[Excerpt from a dataset]
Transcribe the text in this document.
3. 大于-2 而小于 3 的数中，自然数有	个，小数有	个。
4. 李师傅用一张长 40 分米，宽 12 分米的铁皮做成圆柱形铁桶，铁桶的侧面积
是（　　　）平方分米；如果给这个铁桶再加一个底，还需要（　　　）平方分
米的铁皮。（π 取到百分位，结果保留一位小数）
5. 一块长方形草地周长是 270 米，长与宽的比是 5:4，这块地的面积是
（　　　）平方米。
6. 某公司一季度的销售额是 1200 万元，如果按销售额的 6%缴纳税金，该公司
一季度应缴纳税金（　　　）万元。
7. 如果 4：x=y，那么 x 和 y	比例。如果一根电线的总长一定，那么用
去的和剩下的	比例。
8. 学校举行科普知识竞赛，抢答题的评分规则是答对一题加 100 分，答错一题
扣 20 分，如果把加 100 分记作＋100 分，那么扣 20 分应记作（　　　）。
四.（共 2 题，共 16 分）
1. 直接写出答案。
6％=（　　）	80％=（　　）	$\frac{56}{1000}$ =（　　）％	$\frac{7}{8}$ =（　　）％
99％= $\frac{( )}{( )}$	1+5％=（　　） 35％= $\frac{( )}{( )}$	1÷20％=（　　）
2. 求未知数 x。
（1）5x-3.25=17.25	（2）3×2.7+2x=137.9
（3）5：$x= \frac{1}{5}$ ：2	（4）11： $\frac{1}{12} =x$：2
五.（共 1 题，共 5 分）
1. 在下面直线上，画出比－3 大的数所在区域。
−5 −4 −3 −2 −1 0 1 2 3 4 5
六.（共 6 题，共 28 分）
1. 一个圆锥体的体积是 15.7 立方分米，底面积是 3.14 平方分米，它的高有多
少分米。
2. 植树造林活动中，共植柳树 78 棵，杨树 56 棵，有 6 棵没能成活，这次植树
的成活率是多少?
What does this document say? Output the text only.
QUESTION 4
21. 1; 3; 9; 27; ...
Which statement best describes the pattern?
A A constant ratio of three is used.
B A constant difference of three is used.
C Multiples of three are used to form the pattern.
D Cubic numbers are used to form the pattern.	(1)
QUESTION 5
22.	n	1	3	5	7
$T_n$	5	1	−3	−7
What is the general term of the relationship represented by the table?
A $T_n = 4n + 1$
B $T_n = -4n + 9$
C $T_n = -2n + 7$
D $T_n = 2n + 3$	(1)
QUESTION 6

◆ Short exercise
Extract every line from the one containing "What does this" to the end of the entries, including both of those lines, exactly as given and with nothing added.

◆ Solution
What does this document say? Output the text only.
QUESTION 4
21. 1; 3; 9; 27; ...
Which statement best describes the pattern?
A A constant ratio of three is used.
B A constant difference of three is used.
C Multiples of three are used to form the pattern.
D Cubic numbers are used to form the pattern.	(1)
QUESTION 5
22.	n	1	3	5	7
$T_n$	5	1	−3	−7
What is the general term of the relationship represented by the table?
A $T_n = 4n + 1$
B $T_n = -4n + 9$
C $T_n = -2n + 7$
D $T_n = 2n + 3$	(1)
QUESTION 6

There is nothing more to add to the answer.